Given exercise: What follows is a listing to be transcribed exactly.

===== Listed entries

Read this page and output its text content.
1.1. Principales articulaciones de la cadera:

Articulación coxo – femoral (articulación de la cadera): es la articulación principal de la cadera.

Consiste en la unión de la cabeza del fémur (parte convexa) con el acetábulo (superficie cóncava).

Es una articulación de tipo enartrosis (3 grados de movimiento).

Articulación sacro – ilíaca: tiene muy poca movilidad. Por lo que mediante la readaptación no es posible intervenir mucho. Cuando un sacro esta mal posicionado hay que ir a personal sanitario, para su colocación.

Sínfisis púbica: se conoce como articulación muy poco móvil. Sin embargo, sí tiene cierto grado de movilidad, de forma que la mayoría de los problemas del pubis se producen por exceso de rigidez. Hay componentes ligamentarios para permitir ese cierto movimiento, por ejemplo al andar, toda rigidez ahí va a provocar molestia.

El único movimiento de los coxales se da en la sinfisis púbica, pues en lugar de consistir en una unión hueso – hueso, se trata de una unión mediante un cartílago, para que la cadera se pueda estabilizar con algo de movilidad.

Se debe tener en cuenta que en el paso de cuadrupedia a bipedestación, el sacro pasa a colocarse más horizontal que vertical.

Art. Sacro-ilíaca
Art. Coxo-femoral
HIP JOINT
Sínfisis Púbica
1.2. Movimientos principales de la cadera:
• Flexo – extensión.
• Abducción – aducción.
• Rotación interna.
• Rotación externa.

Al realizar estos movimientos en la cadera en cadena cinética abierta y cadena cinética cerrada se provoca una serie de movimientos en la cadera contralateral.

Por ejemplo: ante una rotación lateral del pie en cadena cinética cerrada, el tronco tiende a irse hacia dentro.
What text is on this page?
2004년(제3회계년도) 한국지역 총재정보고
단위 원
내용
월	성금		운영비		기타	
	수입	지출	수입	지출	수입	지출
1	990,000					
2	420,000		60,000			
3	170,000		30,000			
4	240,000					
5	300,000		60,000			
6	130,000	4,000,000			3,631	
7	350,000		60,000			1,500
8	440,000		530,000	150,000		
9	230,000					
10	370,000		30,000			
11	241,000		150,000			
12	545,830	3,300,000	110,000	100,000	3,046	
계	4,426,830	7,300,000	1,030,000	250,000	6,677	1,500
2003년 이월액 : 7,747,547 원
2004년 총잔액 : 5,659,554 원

==========

Solution:
Read this page and output its text content.
1.1. Principales articulaciones de la cadera:

Articulación coxo – femoral (articulación de la cadera): es la articulación principal de la cadera.

Consiste en la unión de la cabeza del fémur (parte convexa) con el acetábulo (superficie cóncava).

Es una articulación de tipo enartrosis (3 grados de movimiento).

Articulación sacro – ilíaca: tiene muy poca movilidad. Por lo que mediante la readaptación no es posible intervenir mucho. Cuando un sacro esta mal posicionado hay que ir a personal sanitario, para su colocación.

Sínfisis púbica: se conoce como articulación muy poco móvil. Sin embargo, sí tiene cierto grado de movilidad, de forma que la mayoría de los problemas del pubis se producen por exceso de rigidez. Hay componentes ligamentarios para permitir ese cierto movimiento, por ejemplo al andar, toda rigidez ahí va a provocar molestia.

El único movimiento de los coxales se da en la sinfisis púbica, pues en lugar de consistir en una unión hueso – hueso, se trata de una unión mediante un cartílago, para que la cadera se pueda estabilizar con algo de movilidad.

Se debe tener en cuenta que en el paso de cuadrupedia a bipedestación, el sacro pasa a colocarse más horizontal que vertical.

Art. Sacro-ilíaca
Art. Coxo-femoral
HIP JOINT
Sínfisis Púbica
1.2. Movimientos principales de la cadera:
• Flexo – extensión.
• Abducción – aducción.
• Rotación interna.
• Rotación externa.

Al realizar estos movimientos en la cadera en cadena cinética abierta y cadena cinética cerrada se provoca una serie de movimientos en la cadera contralateral.

Por ejemplo: ante una rotación lateral del pie en cadena cinética cerrada, el tronco tiende a irse hacia dentro.
What text is on this page?
2004년(제3회계년도) 한국지역 총재정보고
단위 원
내용
월	성금		운영비		기타	
	수입	지출	수입	지출	수입	지출
1	990,000					
2	420,000		60,000			
3	170,000		30,000			
4	240,000					
5	300,000		60,000			
6	130,000	4,000,000			3,631	
7	350,000		60,000			1,500
8	440,000		530,000	150,000		
9	230,000					
10	370,000		30,000			
11	241,000		150,000			
12	545,830	3,300,000	110,000	100,000	3,046	
계	4,426,830	7,300,000	1,030,000	250,000	6,677	1,500
2003년 이월액 : 7,747,547 원
2004년 총잔액 : 5,659,554 원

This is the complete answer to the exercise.